DO THIS. In the data below, find every line that has the string "here", and copy it.

DATA ROWS.
####################
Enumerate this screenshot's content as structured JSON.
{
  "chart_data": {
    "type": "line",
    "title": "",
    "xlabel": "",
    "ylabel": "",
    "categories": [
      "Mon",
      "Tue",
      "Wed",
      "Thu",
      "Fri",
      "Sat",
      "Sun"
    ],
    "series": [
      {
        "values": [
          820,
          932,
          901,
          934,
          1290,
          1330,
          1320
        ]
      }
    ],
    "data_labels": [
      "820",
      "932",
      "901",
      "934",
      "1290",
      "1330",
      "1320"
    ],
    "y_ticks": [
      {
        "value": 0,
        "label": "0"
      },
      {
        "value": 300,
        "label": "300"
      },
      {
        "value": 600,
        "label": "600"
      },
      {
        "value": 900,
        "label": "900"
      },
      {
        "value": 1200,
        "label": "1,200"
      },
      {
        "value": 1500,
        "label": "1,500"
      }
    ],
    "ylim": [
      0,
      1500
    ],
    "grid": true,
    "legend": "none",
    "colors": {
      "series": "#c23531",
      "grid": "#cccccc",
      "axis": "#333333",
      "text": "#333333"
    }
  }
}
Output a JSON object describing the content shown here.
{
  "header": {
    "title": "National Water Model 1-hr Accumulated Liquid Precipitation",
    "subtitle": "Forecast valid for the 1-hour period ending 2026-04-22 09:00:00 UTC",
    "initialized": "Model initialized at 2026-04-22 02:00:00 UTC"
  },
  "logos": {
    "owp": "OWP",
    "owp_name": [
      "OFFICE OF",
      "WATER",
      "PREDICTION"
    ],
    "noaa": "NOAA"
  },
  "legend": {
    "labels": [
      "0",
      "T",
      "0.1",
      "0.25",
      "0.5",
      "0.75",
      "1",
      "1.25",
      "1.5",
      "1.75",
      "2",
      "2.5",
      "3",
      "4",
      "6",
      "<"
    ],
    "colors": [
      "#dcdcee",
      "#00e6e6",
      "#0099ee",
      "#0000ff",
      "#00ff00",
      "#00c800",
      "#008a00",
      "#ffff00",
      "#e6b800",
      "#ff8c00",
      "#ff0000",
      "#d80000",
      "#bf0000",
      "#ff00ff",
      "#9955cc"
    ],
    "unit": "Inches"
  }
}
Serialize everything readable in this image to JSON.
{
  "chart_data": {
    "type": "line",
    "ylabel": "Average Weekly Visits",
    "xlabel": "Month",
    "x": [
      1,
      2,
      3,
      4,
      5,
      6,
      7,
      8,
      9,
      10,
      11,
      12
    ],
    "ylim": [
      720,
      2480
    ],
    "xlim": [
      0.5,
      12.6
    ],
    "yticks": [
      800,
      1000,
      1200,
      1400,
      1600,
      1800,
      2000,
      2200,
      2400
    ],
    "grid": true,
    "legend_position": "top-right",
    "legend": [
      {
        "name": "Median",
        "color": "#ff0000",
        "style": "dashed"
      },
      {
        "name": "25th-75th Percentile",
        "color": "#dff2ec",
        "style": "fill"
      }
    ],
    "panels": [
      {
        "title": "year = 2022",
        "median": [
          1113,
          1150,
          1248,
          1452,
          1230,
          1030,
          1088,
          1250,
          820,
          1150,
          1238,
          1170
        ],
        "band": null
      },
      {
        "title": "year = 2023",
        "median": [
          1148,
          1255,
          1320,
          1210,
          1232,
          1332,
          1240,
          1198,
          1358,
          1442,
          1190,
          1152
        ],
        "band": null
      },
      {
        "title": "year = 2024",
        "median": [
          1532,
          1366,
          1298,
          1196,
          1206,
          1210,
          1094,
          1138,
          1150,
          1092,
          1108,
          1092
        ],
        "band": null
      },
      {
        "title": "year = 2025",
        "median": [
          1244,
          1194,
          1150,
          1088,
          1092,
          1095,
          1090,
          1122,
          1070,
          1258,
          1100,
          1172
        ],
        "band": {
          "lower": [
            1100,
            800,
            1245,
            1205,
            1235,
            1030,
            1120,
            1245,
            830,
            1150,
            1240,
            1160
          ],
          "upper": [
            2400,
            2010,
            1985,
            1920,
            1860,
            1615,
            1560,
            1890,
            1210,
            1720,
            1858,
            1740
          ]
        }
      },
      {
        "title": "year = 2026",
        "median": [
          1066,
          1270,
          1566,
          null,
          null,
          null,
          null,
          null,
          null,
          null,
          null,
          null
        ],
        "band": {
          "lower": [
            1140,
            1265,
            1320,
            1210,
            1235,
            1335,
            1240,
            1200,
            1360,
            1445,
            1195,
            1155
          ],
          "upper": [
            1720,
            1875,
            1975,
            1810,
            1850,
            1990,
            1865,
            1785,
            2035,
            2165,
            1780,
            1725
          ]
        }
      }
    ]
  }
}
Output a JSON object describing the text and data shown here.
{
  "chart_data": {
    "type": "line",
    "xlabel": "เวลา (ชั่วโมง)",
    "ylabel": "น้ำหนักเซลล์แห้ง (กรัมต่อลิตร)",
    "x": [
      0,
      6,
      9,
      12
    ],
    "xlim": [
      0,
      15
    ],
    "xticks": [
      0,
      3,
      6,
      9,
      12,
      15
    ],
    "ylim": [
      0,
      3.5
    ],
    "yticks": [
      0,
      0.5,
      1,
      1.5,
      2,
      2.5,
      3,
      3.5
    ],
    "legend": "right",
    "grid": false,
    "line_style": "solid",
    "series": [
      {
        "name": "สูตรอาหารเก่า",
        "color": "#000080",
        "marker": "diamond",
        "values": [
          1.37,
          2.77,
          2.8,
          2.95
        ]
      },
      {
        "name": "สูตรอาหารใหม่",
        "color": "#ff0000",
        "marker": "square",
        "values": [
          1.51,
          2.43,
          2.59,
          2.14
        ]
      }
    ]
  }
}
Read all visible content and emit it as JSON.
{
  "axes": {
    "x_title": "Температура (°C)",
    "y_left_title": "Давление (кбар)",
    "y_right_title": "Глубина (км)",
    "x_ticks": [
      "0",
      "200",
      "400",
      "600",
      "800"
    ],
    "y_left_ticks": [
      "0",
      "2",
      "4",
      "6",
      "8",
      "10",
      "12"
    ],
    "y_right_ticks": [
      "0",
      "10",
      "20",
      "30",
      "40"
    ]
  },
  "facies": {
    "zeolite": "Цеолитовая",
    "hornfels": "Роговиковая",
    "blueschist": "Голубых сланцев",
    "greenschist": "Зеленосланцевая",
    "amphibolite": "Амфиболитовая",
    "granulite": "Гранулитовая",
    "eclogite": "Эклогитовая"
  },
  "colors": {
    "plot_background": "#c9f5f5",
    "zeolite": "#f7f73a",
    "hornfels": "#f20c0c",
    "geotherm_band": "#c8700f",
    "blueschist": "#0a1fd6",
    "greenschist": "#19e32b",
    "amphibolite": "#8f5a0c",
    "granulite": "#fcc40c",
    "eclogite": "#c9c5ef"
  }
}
####################
COMPLETED EXERCISE.
Output a JSON object describing the content shown here.
Output a JSON object describing the text and data shown here.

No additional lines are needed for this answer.